Look for the string "What" in every line, and copy each line that has it.
>> START EXERCISE INPUT
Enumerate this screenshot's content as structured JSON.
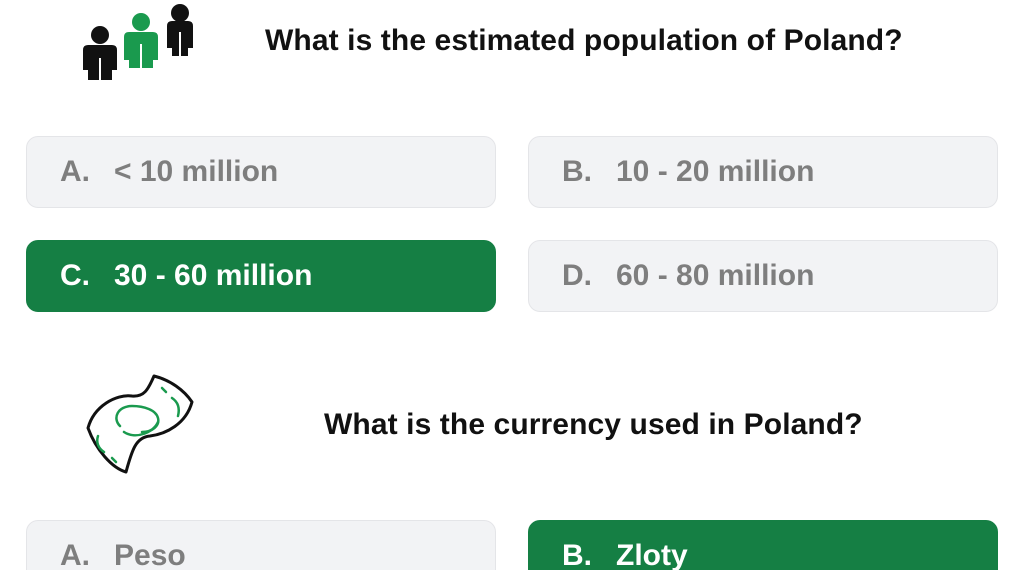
{
  "colors": {
    "correct_bg": "#157f44",
    "option_bg": "#f2f3f5",
    "option_text": "#7e7e7e",
    "icon_green": "#1a9a4e",
    "icon_black": "#111111"
  },
  "questions": [
    {
      "icon": "people-icon",
      "text": "What is the estimated population of Poland?",
      "options": [
        {
          "letter": "A.",
          "label": "< 10 million",
          "correct": false
        },
        {
          "letter": "B.",
          "label": "10 - 20 million",
          "correct": false
        },
        {
          "letter": "C.",
          "label": "30 - 60 million",
          "correct": true
        },
        {
          "letter": "D.",
          "label": "60 - 80 million",
          "correct": false
        }
      ]
    },
    {
      "icon": "banknote-icon",
      "text": "What is the currency used in Poland?",
      "options": [
        {
          "letter": "A.",
          "label": "Peso",
          "correct": false
        },
        {
          "letter": "B.",
          "label": "Zloty",
          "correct": true
        }
      ]
    }
  ]
}
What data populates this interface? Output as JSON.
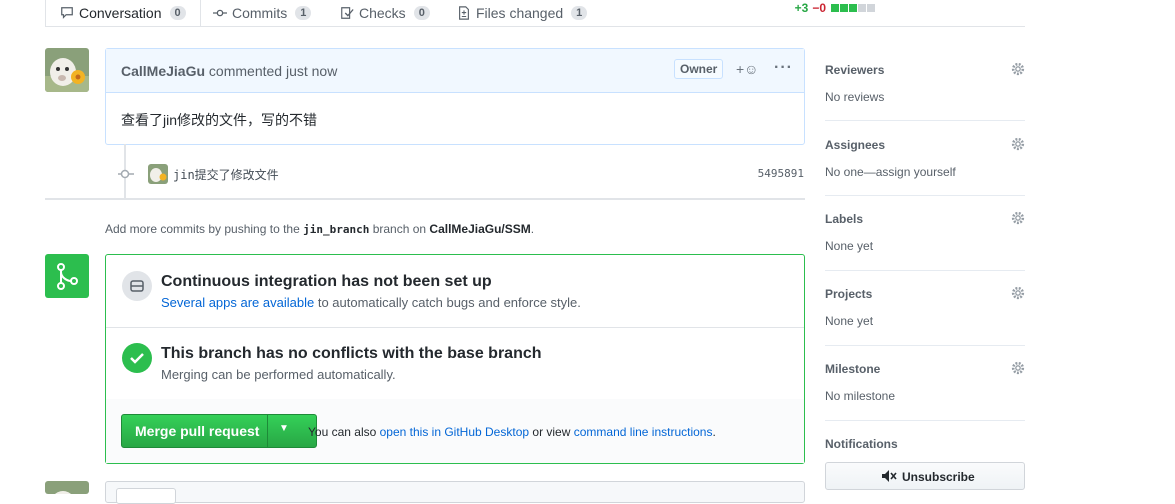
>> END EXERCISE INPUT
*RESULT OF THE EXERCISE:*
      "text": "What is the estimated population of Poland?",
      "text": "What is the currency used in Poland?",
What data populates this interface? Output as JSON.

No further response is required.